*課題 1*
大信産業の昔話を2文で要約してください。
*課題 2*
レコードのうち、「slide-title: 1. Narxning」を含む行から「bullet-text: Oldingi o’rinlarda」を含む行まで（両端を含む）を、「番号」と「レコード行」の2列からなるMarkdownの表として示してください。空行は除いてください。

*ページ抜粋*
##########

大信昔話Family story

大信産業株式会社・昔話

大信産業黎明期からのお話

大信昔話・兄弟で振り返る会社と家族の歴史

大信産業・特別対談

田中康貴

田中庸雄

  • Memoir-01

    設立(1954年)当時の仕事と家族

    • 康貴:

      私たちが子どもの頃は多くの企業がそうだったように、生活と家業がひとつながりで、会社や仕事が日常生活と同居していたね。

    • 庸雄:

      まだ日が昇りきらない時間に家の裏戸をドンドン叩く音で目が覚めて、朝が早い農家のお客様に両親が消石灰と硫酸銅を量り売りしていたのを思い出すな。(当時は消石灰と硫酸銅でボルドー液(殺菌剤)を作っていた。)農薬を持って「出作(でさく)」に行っていたんだね。

##########

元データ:

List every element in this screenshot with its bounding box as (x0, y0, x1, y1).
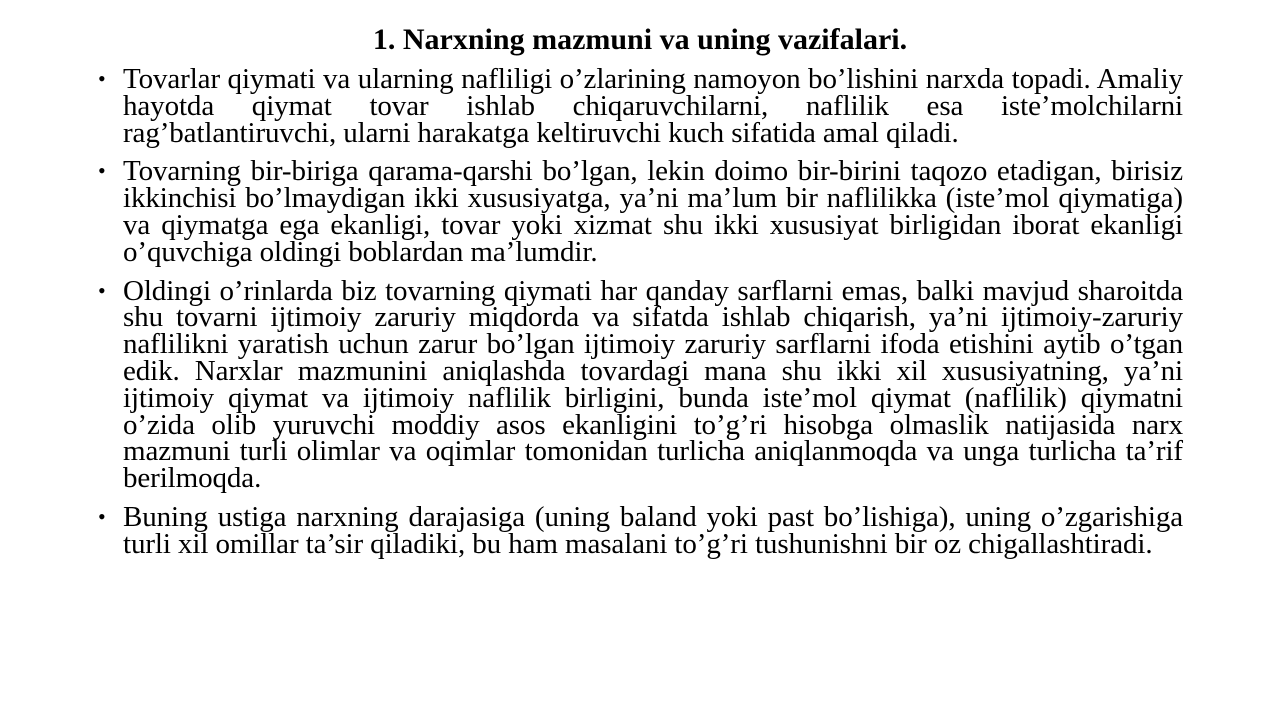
slide-title: 1. Narxning mazmuni va uning vazifalari. (372, 23, 908, 56)
bullet-marker: • (98, 158, 106, 184)
bullet-text: Buning ustiga narxning darajasiga (uning baland yoki past bo’lishiga), uning o’zgarishiga turli xil omillar ta’sir qiladiki, bu ham masalani to’g’ri tushunishni bir oz chigallashtiradi. (123, 500, 1183, 560)
bullet-item (98, 274, 1183, 495)
bullet-marker: • (98, 503, 106, 529)
bullet-text: Tovarning bir-biriga qarama-qarshi bo’lgan, lekin doimo bir-birini taqozo etadigan, birisiz ikkinchisi bo’lmaydigan ikki xususiyatga, ya’ni ma’lum bir naflilikka (iste’mol qiymatiga) va qiymatga ega ekanligi, tovar yoki xizmat shu ikki xususiyat birligidan iborat ekanligi o’quvchiga oldingi boblardan ma’lumdir. (123, 155, 1183, 268)
bullet-text: Oldingi o’rinlarda biz tovarning qiymati har qanday sarflarni emas, balki mavjud sharoitda shu tovarni ijtimoiy zaruriy miqdorda va sifatda ishlab chiqarish, ya’ni ijtimoiy-zaruriy naflilikni yaratish uchun zarur bo’lgan ijtimoiy zaruriy sarflarni ifoda etishini aytib o’tgan edik. Narxlar mazmunini aniqlashda tovardagi mana shu ikki xil xususiyatning, ya’ni ijtimoiy qiymat va ijtimoiy naflilik birligini, bunda iste’mol qiymat (naflilik) qiymatni o’zida olib yuruvchi moddiy asos ekanligini to’g’ri hisobga olmaslik natijasida narx mazmuni turli olimlar va oqimlar tomonidan turlicha aniqlanmoqda va unga turlicha ta’rif berilmoqda. (123, 274, 1183, 495)
bullet-text: Tovarlar qiymati va ularning nafliligi o’zlarining namoyon bo’lishini narxda topadi. Amaliy hayotda qiymat tovar ishlab chiqaruvchilarni, naflilik esa iste’molchilarni rag’batlantiruvchi, ularni harakatga keltiruvchi kuch sifatida amal qiladi. (123, 63, 1183, 149)
bullet-marker: • (98, 66, 106, 91)
bullet-item (98, 155, 1183, 268)
bullet-list (98, 63, 1183, 570)
bullet-item (98, 500, 1183, 560)
bullet-item (98, 63, 1183, 149)
bullet-marker: • (98, 277, 106, 303)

##########

*解答例 1*
大信産業の昔話は、田中康貴と田中庸雄の兄弟が会社と家族の歴史を振り返る特別対談で、設立（1954年）当時の仕事と家族について語っている。康貴は子どもの頃は生活と家業がひとつながりで、会社や仕事が日常生活と同居していたと述べ、庸雄は早朝に家の裏戸を叩く音で目が覚め、両親が朝の早い農家のお客様に消石灰と硫酸銅を量り売りしていたことを思い出している。

*解答例 2*
| 番号 | レコード行 |
|---|---|
| 1 | slide-title: 1. Narxning mazmuni va uning vazifalari. (372, 23, 908, 56) |
| 2 | bullet-marker: • (98, 158, 106, 184) |
| 3 | bullet-text: Buning ustiga narxning darajasiga (uning baland yoki past bo’lishiga), uning o’zgarishiga turli xil omillar ta’sir qiladiki, bu ham masalani to’g’ri tushunishni bir oz chigallashtiradi. (123, 500, 1183, 560) |
| 4 | bullet-item (98, 274, 1183, 495) |
| 5 | bullet-marker: • (98, 503, 106, 529) |
| 6 | bullet-text: Tovarning bir-biriga qarama-qarshi bo’lgan, lekin doimo bir-birini taqozo etadigan, birisiz ikkinchisi bo’lmaydigan ikki xususiyatga, ya’ni ma’lum bir naflilikka (iste’mol qiymatiga) va qiymatga ega ekanligi, tovar yoki xizmat shu ikki xususiyat birligidan iborat ekanligi o’quvchiga oldingi boblardan ma’lumdir. (123, 155, 1183, 268) |
| 7 | bullet-text: Oldingi o’rinlarda biz tovarning qiymati har qanday sarflarni emas, balki mavjud sharoitda shu tovarni ijtimoiy zaruriy miqdorda va sifatda ishlab chiqarish, ya’ni ijtimoiy-zaruriy naflilikni yaratish uchun zarur bo’lgan ijtimoiy zaruriy sarflarni ifoda etishini aytib o’tgan edik. Narxlar mazmunini aniqlashda tovardagi mana shu ikki xil xususiyatning, ya’ni ijtimoiy qiymat va ijtimoiy naflilik birligini, bunda iste’mol qiymat (naflilik) qiymatni o’zida olib yuruvchi moddiy asos ekanligini to’g’ri hisobga olmaslik natijasida narx mazmuni turli olimlar va oqimlar tomonidan turlicha aniqlanmoqda va unga turlicha ta’rif berilmoqda. (123, 274, 1183, 495) |